• Supplied entries:
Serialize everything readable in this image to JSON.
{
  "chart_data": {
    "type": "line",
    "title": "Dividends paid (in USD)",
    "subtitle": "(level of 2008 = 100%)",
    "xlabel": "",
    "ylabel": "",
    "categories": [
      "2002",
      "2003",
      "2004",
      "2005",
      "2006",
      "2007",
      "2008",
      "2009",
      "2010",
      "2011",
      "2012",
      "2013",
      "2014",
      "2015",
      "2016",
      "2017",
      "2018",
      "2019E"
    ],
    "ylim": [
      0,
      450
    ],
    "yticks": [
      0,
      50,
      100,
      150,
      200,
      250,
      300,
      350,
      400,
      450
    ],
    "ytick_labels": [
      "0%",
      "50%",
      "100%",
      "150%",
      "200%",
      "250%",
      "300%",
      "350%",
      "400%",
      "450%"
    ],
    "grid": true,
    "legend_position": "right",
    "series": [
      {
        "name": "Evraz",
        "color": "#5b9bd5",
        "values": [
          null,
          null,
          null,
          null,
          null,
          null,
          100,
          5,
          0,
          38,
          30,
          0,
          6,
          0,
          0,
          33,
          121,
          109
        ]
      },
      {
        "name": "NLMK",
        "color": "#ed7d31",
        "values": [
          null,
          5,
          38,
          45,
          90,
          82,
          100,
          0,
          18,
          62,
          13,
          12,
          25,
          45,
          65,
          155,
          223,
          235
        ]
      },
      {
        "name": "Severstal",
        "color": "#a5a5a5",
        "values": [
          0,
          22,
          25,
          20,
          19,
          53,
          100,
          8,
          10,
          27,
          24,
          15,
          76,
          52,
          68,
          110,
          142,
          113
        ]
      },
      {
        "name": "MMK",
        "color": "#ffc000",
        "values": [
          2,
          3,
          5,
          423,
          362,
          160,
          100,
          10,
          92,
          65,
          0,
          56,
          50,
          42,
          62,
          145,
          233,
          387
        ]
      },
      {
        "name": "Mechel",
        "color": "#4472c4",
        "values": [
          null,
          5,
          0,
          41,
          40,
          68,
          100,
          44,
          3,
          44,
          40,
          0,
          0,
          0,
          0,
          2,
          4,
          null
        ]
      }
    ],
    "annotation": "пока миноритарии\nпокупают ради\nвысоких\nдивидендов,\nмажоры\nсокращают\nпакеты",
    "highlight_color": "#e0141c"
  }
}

• What is expected:
Copy down the material exactly as written.

• Right answer:
Serialize everything readable in this image to JSON.
{
  "chart_data": {
    "type": "line",
    "title": "Dividends paid (in USD)",
    "subtitle": "(level of 2008 = 100%)",
    "xlabel": "",
    "ylabel": "",
    "categories": [
      "2002",
      "2003",
      "2004",
      "2005",
      "2006",
      "2007",
      "2008",
      "2009",
      "2010",
      "2011",
      "2012",
      "2013",
      "2014",
      "2015",
      "2016",
      "2017",
      "2018",
      "2019E"
    ],
    "ylim": [
      0,
      450
    ],
    "yticks": [
      0,
      50,
      100,
      150,
      200,
      250,
      300,
      350,
      400,
      450
    ],
    "ytick_labels": [
      "0%",
      "50%",
      "100%",
      "150%",
      "200%",
      "250%",
      "300%",
      "350%",
      "400%",
      "450%"
    ],
    "grid": true,
    "legend_position": "right",
    "series": [
      {
        "name": "Evraz",
        "color": "#5b9bd5",
        "values": [
          null,
          null,
          null,
          null,
          null,
          null,
          100,
          5,
          0,
          38,
          30,
          0,
          6,
          0,
          0,
          33,
          121,
          109
        ]
      },
      {
        "name": "NLMK",
        "color": "#ed7d31",
        "values": [
          null,
          5,
          38,
          45,
          90,
          82,
          100,
          0,
          18,
          62,
          13,
          12,
          25,
          45,
          65,
          155,
          223,
          235
        ]
      },
      {
        "name": "Severstal",
        "color": "#a5a5a5",
        "values": [
          0,
          22,
          25,
          20,
          19,
          53,
          100,
          8,
          10,
          27,
          24,
          15,
          76,
          52,
          68,
          110,
          142,
          113
        ]
      },
      {
        "name": "MMK",
        "color": "#ffc000",
        "values": [
          2,
          3,
          5,
          423,
          362,
          160,
          100,
          10,
          92,
          65,
          0,
          56,
          50,
          42,
          62,
          145,
          233,
          387
        ]
      },
      {
        "name": "Mechel",
        "color": "#4472c4",
        "values": [
          null,
          5,
          0,
          41,
          40,
          68,
          100,
          44,
          3,
          44,
          40,
          0,
          0,
          0,
          0,
          2,
          4,
          null
        ]
      }
    ],
    "annotation": "пока миноритарии\nпокупают ради\nвысоких\nдивидендов,\nмажоры\nсокращают\nпакеты",
    "highlight_color": "#e0141c"
  }
}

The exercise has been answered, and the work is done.